═══ THE DATA ═══

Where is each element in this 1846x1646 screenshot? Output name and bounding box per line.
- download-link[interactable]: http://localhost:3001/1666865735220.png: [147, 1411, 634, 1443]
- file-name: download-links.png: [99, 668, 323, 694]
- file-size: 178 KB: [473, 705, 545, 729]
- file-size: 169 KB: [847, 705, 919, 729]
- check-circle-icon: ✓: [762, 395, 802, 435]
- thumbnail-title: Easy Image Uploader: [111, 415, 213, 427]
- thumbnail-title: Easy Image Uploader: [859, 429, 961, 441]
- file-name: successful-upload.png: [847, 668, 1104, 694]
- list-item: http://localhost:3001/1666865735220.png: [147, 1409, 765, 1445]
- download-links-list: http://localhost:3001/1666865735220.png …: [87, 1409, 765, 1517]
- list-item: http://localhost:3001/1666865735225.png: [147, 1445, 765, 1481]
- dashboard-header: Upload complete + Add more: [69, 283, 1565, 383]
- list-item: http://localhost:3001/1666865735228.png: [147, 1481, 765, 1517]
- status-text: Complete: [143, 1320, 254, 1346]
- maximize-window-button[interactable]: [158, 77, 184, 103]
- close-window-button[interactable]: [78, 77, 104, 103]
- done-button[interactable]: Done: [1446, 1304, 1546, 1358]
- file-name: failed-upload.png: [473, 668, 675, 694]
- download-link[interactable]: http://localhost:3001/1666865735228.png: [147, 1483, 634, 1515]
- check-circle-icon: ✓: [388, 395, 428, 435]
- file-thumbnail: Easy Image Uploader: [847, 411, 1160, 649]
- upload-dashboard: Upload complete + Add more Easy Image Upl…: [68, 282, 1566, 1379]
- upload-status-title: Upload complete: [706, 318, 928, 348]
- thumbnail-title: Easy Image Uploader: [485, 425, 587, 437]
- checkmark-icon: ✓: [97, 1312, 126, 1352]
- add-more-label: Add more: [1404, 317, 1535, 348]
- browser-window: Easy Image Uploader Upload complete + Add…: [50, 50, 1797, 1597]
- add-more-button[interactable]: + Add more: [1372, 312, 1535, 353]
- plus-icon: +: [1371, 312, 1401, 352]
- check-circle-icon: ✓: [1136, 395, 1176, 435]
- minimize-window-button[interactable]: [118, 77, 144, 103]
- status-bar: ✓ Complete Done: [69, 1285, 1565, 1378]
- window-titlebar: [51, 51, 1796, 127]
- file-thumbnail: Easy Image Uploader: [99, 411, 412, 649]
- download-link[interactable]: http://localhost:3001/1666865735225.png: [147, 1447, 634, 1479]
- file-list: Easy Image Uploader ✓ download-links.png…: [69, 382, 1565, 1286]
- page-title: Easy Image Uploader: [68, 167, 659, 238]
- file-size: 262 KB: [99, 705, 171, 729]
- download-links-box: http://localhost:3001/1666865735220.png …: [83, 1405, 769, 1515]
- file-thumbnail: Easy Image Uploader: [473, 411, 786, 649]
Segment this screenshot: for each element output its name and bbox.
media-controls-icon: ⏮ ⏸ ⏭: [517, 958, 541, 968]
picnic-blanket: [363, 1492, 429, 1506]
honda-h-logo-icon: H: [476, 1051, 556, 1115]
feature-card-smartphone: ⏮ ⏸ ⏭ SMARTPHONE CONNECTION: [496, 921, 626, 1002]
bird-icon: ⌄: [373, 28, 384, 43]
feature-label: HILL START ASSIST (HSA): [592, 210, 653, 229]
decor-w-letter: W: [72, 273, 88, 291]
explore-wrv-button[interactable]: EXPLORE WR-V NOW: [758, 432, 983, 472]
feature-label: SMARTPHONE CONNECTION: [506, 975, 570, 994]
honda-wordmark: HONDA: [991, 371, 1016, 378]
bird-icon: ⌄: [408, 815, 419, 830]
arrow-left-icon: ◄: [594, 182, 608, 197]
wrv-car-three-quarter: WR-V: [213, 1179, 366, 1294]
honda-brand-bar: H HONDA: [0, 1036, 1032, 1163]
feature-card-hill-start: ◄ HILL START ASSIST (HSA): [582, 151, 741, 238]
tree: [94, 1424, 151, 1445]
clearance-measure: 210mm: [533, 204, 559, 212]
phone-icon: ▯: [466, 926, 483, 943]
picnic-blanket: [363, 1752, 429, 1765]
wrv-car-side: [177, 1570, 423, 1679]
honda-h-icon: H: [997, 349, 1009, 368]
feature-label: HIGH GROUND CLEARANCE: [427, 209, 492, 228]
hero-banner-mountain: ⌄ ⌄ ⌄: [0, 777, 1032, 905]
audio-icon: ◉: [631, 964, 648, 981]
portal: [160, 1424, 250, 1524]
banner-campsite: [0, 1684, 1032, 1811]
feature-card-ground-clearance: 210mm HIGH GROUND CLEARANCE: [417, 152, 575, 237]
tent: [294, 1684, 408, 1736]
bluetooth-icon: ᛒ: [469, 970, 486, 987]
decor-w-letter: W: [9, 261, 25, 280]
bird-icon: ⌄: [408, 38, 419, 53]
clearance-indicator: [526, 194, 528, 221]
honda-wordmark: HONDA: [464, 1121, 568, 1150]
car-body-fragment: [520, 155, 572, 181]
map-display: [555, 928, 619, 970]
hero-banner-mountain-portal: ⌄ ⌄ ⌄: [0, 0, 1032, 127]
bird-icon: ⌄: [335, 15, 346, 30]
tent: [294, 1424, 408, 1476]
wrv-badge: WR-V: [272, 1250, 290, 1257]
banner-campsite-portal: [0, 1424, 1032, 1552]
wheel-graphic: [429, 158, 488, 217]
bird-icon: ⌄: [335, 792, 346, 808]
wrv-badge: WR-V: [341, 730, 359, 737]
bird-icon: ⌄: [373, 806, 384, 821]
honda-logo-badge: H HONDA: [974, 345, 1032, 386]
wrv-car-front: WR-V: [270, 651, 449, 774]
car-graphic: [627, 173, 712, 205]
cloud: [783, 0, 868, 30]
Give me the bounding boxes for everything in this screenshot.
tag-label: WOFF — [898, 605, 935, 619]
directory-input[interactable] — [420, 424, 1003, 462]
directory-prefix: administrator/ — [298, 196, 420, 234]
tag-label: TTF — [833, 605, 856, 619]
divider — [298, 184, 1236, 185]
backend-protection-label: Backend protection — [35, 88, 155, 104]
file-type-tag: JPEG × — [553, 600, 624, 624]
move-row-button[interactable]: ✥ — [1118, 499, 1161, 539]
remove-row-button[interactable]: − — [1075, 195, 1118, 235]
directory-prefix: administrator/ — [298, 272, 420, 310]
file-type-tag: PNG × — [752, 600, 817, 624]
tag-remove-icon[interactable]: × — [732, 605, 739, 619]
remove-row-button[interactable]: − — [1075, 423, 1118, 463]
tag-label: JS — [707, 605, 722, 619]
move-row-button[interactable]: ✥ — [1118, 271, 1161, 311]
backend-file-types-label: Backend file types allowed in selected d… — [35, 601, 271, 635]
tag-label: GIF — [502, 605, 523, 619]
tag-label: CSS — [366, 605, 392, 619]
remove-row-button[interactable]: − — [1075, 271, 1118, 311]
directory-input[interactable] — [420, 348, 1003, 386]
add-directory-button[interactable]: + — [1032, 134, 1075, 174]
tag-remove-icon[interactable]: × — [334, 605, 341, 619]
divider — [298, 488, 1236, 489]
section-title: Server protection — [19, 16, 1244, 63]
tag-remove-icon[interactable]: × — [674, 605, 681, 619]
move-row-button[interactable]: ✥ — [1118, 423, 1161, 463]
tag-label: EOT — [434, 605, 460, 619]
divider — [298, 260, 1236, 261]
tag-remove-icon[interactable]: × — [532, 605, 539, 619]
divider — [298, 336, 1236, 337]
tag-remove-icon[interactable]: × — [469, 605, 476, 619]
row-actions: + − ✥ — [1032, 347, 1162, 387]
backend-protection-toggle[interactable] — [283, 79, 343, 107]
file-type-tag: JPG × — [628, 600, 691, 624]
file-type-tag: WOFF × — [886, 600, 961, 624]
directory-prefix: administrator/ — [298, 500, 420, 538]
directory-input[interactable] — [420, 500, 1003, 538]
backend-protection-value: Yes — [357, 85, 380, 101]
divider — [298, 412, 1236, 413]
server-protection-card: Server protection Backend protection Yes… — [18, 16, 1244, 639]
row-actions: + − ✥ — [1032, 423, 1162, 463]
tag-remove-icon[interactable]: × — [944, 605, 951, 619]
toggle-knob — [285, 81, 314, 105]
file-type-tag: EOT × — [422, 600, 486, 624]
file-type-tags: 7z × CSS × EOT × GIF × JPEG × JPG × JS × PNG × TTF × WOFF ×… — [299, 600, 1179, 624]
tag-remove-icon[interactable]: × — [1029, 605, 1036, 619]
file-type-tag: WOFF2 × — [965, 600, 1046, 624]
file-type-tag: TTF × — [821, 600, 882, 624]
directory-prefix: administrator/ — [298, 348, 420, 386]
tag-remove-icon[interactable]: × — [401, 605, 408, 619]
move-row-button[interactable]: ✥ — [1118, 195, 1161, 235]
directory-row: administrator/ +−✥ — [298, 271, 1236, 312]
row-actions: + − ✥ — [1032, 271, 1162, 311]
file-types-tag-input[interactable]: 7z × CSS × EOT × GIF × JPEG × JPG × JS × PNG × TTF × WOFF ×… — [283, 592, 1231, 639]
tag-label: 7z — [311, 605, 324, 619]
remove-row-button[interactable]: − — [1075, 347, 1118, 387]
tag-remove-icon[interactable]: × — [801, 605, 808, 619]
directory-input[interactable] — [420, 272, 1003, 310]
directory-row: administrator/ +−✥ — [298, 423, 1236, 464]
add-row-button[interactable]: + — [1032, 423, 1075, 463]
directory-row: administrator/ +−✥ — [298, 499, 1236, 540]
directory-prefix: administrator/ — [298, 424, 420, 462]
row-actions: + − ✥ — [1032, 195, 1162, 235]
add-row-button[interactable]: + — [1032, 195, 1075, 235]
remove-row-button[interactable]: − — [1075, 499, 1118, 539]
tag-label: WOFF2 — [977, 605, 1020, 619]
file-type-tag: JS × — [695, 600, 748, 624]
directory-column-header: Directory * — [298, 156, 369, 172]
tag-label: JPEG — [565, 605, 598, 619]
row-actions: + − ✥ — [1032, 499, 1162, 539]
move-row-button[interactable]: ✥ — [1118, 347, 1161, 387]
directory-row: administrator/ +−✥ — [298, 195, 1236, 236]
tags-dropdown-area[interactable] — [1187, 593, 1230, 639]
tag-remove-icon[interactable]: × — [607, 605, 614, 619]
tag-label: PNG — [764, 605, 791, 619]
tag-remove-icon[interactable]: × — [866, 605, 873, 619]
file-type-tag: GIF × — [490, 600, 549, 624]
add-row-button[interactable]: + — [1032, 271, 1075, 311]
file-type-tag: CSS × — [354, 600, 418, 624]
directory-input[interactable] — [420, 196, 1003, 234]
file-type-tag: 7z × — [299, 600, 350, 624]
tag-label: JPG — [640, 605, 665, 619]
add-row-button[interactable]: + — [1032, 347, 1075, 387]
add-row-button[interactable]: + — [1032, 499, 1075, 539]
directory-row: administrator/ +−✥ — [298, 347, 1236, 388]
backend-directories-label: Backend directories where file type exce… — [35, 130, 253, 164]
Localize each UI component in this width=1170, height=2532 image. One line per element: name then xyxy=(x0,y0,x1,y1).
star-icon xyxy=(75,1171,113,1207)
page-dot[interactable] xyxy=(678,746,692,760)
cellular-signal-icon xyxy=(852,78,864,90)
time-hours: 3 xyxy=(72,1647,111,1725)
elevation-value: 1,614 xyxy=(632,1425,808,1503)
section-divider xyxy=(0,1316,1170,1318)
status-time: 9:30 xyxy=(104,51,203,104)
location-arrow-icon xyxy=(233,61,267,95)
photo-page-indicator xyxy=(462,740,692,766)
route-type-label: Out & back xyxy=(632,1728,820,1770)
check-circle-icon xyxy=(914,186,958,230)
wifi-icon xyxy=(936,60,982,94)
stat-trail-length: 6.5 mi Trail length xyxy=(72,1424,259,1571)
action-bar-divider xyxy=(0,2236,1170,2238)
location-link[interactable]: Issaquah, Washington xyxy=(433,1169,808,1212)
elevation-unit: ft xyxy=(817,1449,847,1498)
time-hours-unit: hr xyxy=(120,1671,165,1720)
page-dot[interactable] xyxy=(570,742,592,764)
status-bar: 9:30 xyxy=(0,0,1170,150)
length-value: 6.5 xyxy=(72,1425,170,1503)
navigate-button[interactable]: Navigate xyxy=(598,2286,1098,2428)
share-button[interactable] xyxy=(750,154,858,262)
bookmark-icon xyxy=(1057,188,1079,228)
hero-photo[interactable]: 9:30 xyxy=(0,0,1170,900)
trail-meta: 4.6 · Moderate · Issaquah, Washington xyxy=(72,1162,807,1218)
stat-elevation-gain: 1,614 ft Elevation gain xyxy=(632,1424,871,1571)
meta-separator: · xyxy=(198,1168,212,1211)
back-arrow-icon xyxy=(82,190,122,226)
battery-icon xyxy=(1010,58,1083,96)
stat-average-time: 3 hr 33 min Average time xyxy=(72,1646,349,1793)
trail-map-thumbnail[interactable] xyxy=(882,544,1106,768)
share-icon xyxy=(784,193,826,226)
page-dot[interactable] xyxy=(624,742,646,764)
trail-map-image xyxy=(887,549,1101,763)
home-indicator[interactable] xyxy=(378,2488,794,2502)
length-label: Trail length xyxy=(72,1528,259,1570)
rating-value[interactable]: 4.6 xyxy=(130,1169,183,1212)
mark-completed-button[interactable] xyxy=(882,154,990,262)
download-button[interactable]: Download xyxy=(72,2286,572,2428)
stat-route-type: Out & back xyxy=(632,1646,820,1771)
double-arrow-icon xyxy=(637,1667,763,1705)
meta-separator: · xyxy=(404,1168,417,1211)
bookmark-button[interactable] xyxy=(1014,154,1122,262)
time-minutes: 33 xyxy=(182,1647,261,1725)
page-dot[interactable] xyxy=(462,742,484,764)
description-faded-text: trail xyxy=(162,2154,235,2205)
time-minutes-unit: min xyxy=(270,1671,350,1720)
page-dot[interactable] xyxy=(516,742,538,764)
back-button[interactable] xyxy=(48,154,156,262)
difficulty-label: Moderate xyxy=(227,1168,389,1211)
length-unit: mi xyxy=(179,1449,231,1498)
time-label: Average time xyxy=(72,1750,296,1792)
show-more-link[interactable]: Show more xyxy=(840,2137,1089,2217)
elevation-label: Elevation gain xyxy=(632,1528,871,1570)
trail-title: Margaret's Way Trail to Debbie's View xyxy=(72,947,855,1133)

═══

#### TASK STATEMENT
Duplicate the rows from the start down through the line holding "- file-name: failed-upload.png: [473, 668, 675, 694]", with that line included.

#### OUTPUT
Where is each element in this 1846x1646 screenshot? Output name and bounding box per line.
- download-link[interactable]: http://localhost:3001/1666865735220.png: [147, 1411, 634, 1443]
- file-name: download-links.png: [99, 668, 323, 694]
- file-size: 178 KB: [473, 705, 545, 729]
- file-size: 169 KB: [847, 705, 919, 729]
- check-circle-icon: ✓: [762, 395, 802, 435]
- thumbnail-title: Easy Image Uploader: [111, 415, 213, 427]
- thumbnail-title: Easy Image Uploader: [859, 429, 961, 441]
- file-name: successful-upload.png: [847, 668, 1104, 694]
- list-item: http://localhost:3001/1666865735220.png: [147, 1409, 765, 1445]
- download-links-list: http://localhost:3001/1666865735220.png …: [87, 1409, 765, 1517]
- list-item: http://localhost:3001/1666865735225.png: [147, 1445, 765, 1481]
- dashboard-header: Upload complete + Add more: [69, 283, 1565, 383]
- list-item: http://localhost:3001/1666865735228.png: [147, 1481, 765, 1517]
- status-text: Complete: [143, 1320, 254, 1346]
- maximize-window-button[interactable]: [158, 77, 184, 103]
- close-window-button[interactable]: [78, 77, 104, 103]
- done-button[interactable]: Done: [1446, 1304, 1546, 1358]
- file-name: failed-upload.png: [473, 668, 675, 694]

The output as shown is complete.